• [Exercise data]
*****

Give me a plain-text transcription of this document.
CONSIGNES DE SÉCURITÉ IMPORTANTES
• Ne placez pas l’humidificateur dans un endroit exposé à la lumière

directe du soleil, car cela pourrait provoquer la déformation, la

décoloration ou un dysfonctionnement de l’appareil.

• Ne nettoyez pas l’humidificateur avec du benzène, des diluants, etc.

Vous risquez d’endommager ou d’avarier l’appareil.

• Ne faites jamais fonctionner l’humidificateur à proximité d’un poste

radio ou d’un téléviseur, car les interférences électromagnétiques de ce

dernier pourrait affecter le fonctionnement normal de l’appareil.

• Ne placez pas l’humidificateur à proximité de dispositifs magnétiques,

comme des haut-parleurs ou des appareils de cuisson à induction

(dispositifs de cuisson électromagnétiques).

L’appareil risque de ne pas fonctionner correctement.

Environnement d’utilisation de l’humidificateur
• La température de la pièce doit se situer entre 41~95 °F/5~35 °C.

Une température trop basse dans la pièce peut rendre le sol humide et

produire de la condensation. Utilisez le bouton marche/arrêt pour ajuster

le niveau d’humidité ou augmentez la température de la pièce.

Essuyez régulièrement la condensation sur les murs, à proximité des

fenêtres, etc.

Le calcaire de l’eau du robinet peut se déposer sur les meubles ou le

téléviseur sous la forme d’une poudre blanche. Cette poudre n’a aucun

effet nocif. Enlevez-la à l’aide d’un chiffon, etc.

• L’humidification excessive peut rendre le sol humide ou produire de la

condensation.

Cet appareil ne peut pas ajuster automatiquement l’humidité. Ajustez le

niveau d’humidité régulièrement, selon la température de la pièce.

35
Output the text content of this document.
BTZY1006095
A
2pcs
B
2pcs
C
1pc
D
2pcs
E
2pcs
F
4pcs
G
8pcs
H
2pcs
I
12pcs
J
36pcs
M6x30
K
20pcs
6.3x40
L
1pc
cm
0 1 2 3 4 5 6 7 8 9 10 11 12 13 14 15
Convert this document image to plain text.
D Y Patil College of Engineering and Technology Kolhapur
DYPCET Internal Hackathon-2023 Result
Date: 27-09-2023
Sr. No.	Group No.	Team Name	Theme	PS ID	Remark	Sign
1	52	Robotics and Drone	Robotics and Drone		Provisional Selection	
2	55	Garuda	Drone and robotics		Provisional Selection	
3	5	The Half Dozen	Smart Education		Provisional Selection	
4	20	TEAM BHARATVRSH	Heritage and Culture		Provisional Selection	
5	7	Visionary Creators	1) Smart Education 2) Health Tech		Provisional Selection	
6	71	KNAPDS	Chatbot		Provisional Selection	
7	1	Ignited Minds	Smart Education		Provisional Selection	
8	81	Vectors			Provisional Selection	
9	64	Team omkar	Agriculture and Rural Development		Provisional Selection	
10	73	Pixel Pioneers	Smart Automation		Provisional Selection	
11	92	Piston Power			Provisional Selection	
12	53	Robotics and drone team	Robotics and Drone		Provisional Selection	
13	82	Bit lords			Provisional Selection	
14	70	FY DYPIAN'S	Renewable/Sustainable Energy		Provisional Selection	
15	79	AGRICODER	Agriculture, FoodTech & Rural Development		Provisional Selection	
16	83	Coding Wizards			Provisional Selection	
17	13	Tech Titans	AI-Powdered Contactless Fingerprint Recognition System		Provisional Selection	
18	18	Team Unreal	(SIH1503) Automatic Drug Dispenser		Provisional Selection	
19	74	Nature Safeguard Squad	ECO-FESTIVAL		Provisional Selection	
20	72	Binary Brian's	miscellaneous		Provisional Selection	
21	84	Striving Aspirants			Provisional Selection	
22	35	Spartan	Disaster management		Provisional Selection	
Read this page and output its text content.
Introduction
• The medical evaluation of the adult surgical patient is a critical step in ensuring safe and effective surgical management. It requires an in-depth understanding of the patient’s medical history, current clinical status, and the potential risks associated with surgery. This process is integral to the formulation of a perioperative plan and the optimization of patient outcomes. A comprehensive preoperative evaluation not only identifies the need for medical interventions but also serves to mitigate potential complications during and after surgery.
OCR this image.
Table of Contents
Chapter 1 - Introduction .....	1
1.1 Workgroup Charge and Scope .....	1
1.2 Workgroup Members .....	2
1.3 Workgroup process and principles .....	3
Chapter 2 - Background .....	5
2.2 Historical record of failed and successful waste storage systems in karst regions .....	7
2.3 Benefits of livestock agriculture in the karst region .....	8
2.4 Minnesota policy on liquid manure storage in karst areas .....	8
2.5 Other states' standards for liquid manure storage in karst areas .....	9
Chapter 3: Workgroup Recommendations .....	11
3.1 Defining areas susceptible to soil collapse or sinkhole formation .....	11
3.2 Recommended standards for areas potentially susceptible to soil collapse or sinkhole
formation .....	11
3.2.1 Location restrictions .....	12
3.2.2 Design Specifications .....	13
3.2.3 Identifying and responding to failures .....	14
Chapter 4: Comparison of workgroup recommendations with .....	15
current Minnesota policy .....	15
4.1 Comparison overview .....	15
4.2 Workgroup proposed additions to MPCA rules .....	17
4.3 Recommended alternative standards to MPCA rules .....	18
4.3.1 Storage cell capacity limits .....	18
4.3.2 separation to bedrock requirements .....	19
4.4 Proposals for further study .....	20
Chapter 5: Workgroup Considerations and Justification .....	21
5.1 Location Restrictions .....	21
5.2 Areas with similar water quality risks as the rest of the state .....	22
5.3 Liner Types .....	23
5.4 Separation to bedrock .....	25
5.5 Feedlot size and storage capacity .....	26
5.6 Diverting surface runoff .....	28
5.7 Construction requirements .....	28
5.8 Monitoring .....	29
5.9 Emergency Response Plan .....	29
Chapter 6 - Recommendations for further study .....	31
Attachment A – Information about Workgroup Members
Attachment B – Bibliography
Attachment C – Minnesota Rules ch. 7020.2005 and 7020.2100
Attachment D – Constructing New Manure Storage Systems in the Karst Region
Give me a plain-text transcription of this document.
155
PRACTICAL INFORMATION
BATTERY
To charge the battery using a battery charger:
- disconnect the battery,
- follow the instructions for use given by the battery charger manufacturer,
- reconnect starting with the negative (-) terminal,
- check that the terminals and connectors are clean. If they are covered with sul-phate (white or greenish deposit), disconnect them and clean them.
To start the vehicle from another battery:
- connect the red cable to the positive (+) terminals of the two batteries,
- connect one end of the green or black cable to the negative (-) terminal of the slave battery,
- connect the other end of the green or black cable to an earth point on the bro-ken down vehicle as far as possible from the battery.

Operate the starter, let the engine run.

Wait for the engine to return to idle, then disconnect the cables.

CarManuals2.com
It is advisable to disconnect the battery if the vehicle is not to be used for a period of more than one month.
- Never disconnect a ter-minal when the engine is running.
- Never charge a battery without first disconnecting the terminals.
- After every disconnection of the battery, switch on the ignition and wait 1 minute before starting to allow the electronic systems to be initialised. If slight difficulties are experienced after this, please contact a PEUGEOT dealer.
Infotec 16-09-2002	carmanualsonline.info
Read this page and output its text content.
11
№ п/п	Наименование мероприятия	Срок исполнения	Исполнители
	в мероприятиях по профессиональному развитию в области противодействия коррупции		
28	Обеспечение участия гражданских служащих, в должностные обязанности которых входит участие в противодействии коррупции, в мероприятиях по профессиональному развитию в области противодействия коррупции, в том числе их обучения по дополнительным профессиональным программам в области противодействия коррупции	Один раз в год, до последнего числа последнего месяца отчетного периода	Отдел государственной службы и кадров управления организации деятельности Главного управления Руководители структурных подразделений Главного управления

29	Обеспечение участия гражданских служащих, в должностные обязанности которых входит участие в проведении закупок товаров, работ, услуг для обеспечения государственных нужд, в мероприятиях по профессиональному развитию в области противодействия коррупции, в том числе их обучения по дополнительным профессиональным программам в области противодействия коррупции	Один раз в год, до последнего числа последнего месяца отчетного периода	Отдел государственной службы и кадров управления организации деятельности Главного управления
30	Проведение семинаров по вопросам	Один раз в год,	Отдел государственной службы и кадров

*****

• [Your task] From the listing above, pick out every line containing "negative".

• [Task response]
- reconnect starting with the negative (-) terminal,
- connect one end of the green or black cable to the negative (-) terminal of the slave battery,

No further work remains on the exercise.